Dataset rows
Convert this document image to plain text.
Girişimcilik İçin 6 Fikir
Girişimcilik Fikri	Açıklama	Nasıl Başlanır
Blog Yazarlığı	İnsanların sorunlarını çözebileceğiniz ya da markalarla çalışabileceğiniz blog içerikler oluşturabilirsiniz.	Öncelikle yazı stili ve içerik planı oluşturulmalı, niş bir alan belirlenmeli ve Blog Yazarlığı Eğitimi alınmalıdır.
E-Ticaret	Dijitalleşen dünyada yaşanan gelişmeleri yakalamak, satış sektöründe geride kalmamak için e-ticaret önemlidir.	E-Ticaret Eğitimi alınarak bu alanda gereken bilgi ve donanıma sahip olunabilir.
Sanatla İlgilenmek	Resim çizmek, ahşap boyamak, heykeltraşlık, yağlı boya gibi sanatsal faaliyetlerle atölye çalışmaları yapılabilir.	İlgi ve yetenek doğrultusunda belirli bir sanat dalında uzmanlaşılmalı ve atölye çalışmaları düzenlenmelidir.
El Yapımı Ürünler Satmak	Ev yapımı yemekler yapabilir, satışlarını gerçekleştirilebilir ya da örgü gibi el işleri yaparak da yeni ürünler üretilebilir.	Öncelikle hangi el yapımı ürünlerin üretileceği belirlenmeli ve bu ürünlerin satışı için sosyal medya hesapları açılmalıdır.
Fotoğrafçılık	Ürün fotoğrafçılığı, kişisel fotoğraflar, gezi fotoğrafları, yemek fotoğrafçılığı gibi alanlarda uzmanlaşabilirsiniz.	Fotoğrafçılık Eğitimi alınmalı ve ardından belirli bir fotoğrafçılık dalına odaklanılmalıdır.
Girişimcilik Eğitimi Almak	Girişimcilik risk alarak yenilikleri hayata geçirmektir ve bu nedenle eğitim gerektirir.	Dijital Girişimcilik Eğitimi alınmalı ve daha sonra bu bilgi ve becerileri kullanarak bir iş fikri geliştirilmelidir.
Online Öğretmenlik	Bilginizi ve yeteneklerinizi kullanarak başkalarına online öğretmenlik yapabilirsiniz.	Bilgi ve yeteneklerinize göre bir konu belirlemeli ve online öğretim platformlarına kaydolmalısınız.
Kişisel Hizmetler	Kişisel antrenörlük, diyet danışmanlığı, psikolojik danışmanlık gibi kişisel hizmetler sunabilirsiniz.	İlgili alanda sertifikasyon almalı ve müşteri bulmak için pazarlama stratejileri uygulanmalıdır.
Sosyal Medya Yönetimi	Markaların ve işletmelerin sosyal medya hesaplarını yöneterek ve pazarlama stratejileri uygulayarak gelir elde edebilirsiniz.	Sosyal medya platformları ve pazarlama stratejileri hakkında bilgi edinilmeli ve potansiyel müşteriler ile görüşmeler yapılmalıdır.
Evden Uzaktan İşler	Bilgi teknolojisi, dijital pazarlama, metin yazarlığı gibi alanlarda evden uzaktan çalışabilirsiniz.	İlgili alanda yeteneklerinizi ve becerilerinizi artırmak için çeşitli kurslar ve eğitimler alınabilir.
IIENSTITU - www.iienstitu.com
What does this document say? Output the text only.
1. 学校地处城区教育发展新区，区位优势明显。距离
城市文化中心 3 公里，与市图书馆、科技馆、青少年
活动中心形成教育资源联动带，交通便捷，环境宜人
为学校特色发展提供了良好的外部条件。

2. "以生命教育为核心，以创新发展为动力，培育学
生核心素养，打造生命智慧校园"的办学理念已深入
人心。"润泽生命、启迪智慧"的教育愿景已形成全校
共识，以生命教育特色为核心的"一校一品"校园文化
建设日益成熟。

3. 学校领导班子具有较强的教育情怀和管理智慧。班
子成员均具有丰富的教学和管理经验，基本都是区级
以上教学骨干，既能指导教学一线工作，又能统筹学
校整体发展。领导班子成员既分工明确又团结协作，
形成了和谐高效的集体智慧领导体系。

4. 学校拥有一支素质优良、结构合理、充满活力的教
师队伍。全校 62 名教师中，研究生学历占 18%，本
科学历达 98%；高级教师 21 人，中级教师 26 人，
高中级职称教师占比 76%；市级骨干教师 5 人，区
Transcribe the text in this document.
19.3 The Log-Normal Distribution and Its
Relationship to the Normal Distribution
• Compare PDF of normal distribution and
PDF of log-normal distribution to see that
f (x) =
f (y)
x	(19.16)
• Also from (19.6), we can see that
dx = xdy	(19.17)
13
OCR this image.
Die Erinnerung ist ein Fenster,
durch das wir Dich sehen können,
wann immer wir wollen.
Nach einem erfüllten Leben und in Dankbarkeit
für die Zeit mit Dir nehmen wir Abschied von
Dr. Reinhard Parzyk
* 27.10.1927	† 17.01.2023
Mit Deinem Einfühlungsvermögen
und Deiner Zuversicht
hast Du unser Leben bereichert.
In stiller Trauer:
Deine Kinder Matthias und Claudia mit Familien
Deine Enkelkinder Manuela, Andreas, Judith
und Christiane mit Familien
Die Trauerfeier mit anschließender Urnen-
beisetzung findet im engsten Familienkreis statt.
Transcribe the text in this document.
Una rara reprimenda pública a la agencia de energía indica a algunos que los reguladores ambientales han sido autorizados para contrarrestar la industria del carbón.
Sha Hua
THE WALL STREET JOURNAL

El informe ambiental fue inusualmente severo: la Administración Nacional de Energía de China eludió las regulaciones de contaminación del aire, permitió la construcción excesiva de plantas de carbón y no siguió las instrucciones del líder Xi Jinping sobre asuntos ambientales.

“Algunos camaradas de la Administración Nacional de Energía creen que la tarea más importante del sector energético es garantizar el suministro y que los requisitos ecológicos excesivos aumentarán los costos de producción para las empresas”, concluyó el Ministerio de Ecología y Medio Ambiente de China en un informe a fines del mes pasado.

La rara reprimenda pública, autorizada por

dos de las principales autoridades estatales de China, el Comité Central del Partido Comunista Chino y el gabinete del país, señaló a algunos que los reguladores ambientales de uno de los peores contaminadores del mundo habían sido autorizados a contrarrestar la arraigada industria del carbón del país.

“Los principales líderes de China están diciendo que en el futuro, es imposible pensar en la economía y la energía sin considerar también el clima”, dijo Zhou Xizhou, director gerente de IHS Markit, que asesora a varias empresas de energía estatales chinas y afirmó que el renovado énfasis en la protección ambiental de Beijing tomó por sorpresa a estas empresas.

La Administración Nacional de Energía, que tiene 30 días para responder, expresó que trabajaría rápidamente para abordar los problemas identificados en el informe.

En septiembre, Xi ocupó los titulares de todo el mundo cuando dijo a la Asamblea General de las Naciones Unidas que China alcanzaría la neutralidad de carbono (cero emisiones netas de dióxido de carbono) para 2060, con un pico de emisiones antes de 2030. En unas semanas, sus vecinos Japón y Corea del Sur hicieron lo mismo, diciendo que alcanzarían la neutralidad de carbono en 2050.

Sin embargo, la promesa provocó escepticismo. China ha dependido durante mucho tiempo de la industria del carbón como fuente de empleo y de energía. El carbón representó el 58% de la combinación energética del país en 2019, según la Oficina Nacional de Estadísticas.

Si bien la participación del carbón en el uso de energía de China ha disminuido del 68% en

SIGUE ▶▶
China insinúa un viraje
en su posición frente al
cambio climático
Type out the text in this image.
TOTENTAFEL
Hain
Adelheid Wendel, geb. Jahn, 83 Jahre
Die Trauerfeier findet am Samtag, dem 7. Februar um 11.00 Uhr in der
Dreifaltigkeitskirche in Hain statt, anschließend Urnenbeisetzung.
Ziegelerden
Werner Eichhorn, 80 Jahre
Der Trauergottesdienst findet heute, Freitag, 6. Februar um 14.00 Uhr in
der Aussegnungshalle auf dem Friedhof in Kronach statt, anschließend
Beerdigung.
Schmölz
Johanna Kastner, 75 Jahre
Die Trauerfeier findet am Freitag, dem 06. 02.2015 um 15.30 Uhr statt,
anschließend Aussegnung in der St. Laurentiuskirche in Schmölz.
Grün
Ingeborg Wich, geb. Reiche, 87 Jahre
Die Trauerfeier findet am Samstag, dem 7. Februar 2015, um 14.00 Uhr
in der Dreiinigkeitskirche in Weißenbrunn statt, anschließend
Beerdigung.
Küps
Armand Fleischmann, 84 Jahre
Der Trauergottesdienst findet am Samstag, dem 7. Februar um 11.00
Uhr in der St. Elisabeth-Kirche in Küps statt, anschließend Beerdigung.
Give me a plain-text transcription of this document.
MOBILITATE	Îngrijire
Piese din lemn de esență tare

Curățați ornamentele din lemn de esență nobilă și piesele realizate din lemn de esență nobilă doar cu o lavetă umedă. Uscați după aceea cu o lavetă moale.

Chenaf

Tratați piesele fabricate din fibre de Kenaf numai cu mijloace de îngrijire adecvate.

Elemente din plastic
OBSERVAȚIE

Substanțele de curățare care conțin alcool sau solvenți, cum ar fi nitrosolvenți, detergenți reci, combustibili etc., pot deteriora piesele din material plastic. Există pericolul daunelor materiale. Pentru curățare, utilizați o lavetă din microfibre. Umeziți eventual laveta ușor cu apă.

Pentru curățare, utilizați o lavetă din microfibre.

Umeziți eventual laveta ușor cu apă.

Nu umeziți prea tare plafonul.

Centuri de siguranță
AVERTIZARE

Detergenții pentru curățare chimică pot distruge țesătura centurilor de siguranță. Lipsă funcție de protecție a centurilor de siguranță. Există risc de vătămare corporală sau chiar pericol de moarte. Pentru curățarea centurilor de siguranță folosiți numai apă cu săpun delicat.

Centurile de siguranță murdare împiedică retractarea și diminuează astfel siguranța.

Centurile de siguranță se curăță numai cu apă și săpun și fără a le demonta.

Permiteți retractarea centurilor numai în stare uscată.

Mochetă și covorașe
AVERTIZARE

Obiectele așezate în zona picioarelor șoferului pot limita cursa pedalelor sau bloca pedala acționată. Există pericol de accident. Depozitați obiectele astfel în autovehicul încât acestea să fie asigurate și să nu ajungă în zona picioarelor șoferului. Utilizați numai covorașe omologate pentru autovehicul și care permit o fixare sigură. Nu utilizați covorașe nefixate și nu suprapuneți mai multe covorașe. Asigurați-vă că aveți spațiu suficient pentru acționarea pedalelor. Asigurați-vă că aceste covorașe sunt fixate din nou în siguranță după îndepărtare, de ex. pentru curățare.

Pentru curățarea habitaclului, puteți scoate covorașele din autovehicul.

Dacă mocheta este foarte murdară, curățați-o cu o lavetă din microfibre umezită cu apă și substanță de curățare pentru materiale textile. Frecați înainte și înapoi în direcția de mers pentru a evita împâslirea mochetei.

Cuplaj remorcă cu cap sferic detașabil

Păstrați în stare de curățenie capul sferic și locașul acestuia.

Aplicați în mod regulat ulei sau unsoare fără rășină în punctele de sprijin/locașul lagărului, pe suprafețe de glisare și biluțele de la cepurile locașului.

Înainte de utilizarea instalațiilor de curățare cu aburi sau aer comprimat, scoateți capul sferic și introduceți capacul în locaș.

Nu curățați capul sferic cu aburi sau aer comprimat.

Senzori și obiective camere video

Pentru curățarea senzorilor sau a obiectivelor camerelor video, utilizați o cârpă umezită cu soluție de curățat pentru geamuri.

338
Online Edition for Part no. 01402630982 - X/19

THE TASK
Look through the entries above and list every line containing "Girişimcilik".

SOLVED EXERCISE
Girişimcilik İçin 6 Fikir
Girişimcilik Fikri	Açıklama	Nasıl Başlanır
Girişimcilik Eğitimi Almak	Girişimcilik risk alarak yenilikleri hayata geçirmektir ve bu nedenle eğitim gerektirir.	Dijital Girişimcilik Eğitimi alınmalı ve daha sonra bu bilgi ve becerileri kullanarak bir iş fikri geliştirilmelidir.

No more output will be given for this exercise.